◆ TASK PROMPT
Copy out each line below that has the word "title" in it.

(Collected data)
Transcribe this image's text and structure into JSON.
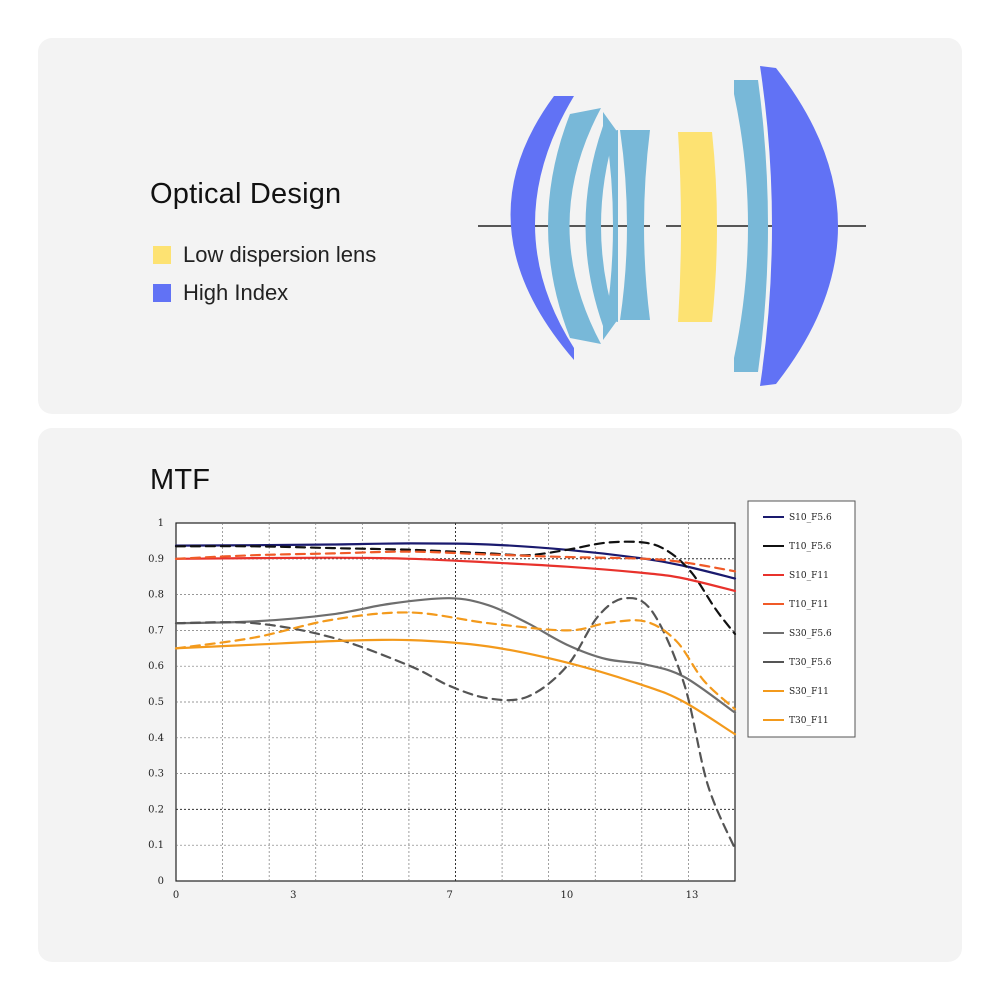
{
  "optical": {
    "title": "Optical Design",
    "legend": [
      {
        "label": "Low dispersion lens",
        "color": "#fde272"
      },
      {
        "label": "High Index",
        "color": "#6172f5"
      }
    ],
    "lens_colors": {
      "high_index": "#6172f5",
      "standard": "#78b8d8",
      "low_dispersion": "#fde272"
    }
  },
  "mtf": {
    "title": "MTF"
  },
  "chart_data": {
    "type": "line",
    "title": "MTF",
    "xlabel": "",
    "ylabel": "",
    "xlim": [
      0,
      14.3
    ],
    "ylim": [
      0,
      1
    ],
    "x_ticks": [
      "0",
      "3",
      "7",
      "10",
      "13"
    ],
    "x_tick_values": [
      0,
      3,
      7,
      10,
      13.2
    ],
    "y_ticks": [
      "0",
      "0.1",
      "0.2",
      "0.3",
      "0.4",
      "0.5",
      "0.6",
      "0.7",
      "0.8",
      "0.9",
      "1"
    ],
    "grid": true,
    "legend_position": "right",
    "series": [
      {
        "name": "S10_F5.6",
        "color": "#1a1a6e",
        "dash": false,
        "x": [
          0,
          2,
          4,
          6,
          8,
          10,
          12,
          13,
          14.3
        ],
        "y": [
          0.937,
          0.938,
          0.94,
          0.943,
          0.94,
          0.925,
          0.9,
          0.88,
          0.845
        ]
      },
      {
        "name": "T10_F5.6",
        "color": "#111111",
        "dash": true,
        "x": [
          0,
          2,
          4,
          6,
          8,
          9,
          10,
          11,
          12,
          12.6,
          13.2,
          13.8,
          14.3
        ],
        "y": [
          0.935,
          0.935,
          0.93,
          0.925,
          0.915,
          0.91,
          0.925,
          0.945,
          0.945,
          0.92,
          0.86,
          0.76,
          0.69
        ]
      },
      {
        "name": "S10_F11",
        "color": "#e8322c",
        "dash": false,
        "x": [
          0,
          2,
          4,
          6,
          8,
          10,
          12,
          13,
          14.3
        ],
        "y": [
          0.9,
          0.902,
          0.903,
          0.9,
          0.89,
          0.878,
          0.86,
          0.845,
          0.81
        ]
      },
      {
        "name": "T10_F11",
        "color": "#f05a28",
        "dash": true,
        "x": [
          0,
          2,
          4,
          6,
          8,
          10,
          12,
          13,
          14.3
        ],
        "y": [
          0.9,
          0.91,
          0.915,
          0.92,
          0.912,
          0.905,
          0.9,
          0.89,
          0.865
        ]
      },
      {
        "name": "S30_F5.6",
        "color": "#6e6e6e",
        "dash": false,
        "x": [
          0,
          2,
          4,
          5.5,
          7,
          8,
          9,
          10,
          11,
          12,
          13,
          14.3
        ],
        "y": [
          0.72,
          0.725,
          0.745,
          0.775,
          0.79,
          0.77,
          0.72,
          0.66,
          0.62,
          0.605,
          0.57,
          0.47
        ]
      },
      {
        "name": "T30_F5.6",
        "color": "#555555",
        "dash": true,
        "x": [
          0,
          2,
          4,
          6,
          7,
          8,
          9,
          10,
          10.8,
          11.5,
          12.2,
          13,
          13.6,
          14.3
        ],
        "y": [
          0.72,
          0.72,
          0.68,
          0.6,
          0.545,
          0.51,
          0.515,
          0.6,
          0.74,
          0.79,
          0.75,
          0.55,
          0.27,
          0.09
        ]
      },
      {
        "name": "S30_F11",
        "color": "#f39a1c",
        "dash": false,
        "x": [
          0,
          2,
          4,
          6,
          8,
          10,
          12,
          13,
          14.3
        ],
        "y": [
          0.65,
          0.66,
          0.67,
          0.673,
          0.655,
          0.61,
          0.545,
          0.5,
          0.41
        ]
      },
      {
        "name": "T30_F11",
        "color": "#f39a1c",
        "dash": true,
        "x": [
          0,
          2,
          4,
          6,
          8,
          10,
          11,
          12,
          12.8,
          13.5,
          14.3
        ],
        "y": [
          0.65,
          0.68,
          0.73,
          0.75,
          0.72,
          0.7,
          0.72,
          0.725,
          0.67,
          0.56,
          0.48
        ]
      }
    ]
  }
}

◆ IN RESPONSE
    "title": "Optical Design",
    "title": "MTF"
    "title": "MTF",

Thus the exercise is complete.